TEXTE CHOISI:
▶

Je suis Joanne, une femme de Coeur au Bonheur facile.

Je suis Québécoise, née dans le Bas du fleuve, d’où mes parents sont originaires mais je n’y ai jamais vécu.

 

J’ai 2 domiciles, et je vous écris de celui qui est au Nord, Nord du Québec. Je vous écris du Nunavik et plus précisément dInukjuak, sur la côte de la baie d’Hudson, distant de 1500 km de Montréal, mon autre domicile et accessible que par les petits avions de la compagnie Air Inuit.

 

J’y exerce en tant que travailleuse sociale communautaire et mes collègues sont des femmes inuites.  

Le 2 juin 2020,

Depuis début mars 2020, j’entreprends ma cinquième année de travail à la Maison de la famille d’Inukjuak, coupée par une année de pause au Sud, mon autre domicile, soit Montréal. Je voulais prendre soin de ma mère Suzanne, la grand-maman de Mikhaëlle qui a aussi écrit sur ce blogue et qui parle justement de sa grand-maman.

◀

MATÉRIEL FOURNI:
▶

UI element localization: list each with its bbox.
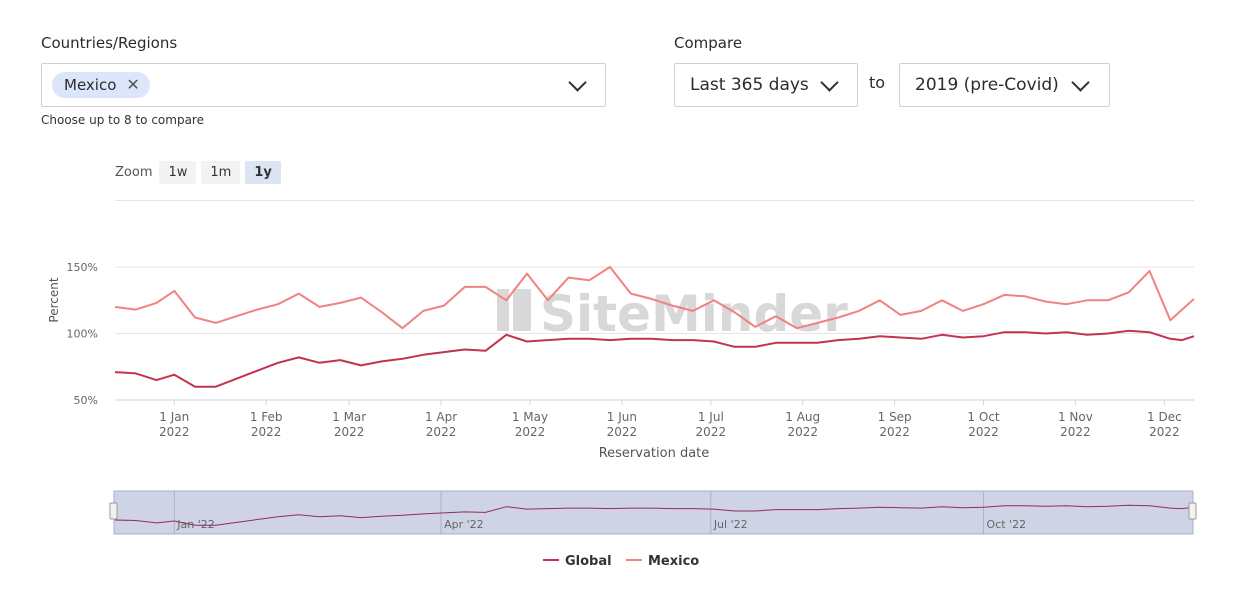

◀

OBJECTIF DE LA TÂCHE:
Recopiez le texte choisi entre « Je suis Québécoise, née » et « compagnie Air Inuit. », inclusivement, en remplaçant « Nunavik » par « Grand Nord ». Le matériel fourni n'est pas utile pour cet exercice.

RÉPONSE RÉDIGÉE:
Je suis Québécoise, née dans le Bas du fleuve, d’où mes parents sont originaires mais je n’y ai jamais vécu.

 

J’ai 2 domiciles, et je vous écris de celui qui est au Nord, Nord du Québec. Je vous écris du Grand Nord et plus précisément dInukjuak, sur la côte de la baie d’Hudson, distant de 1500 km de Montréal, mon autre domicile et accessible que par les petits avions de la compagnie Air Inuit.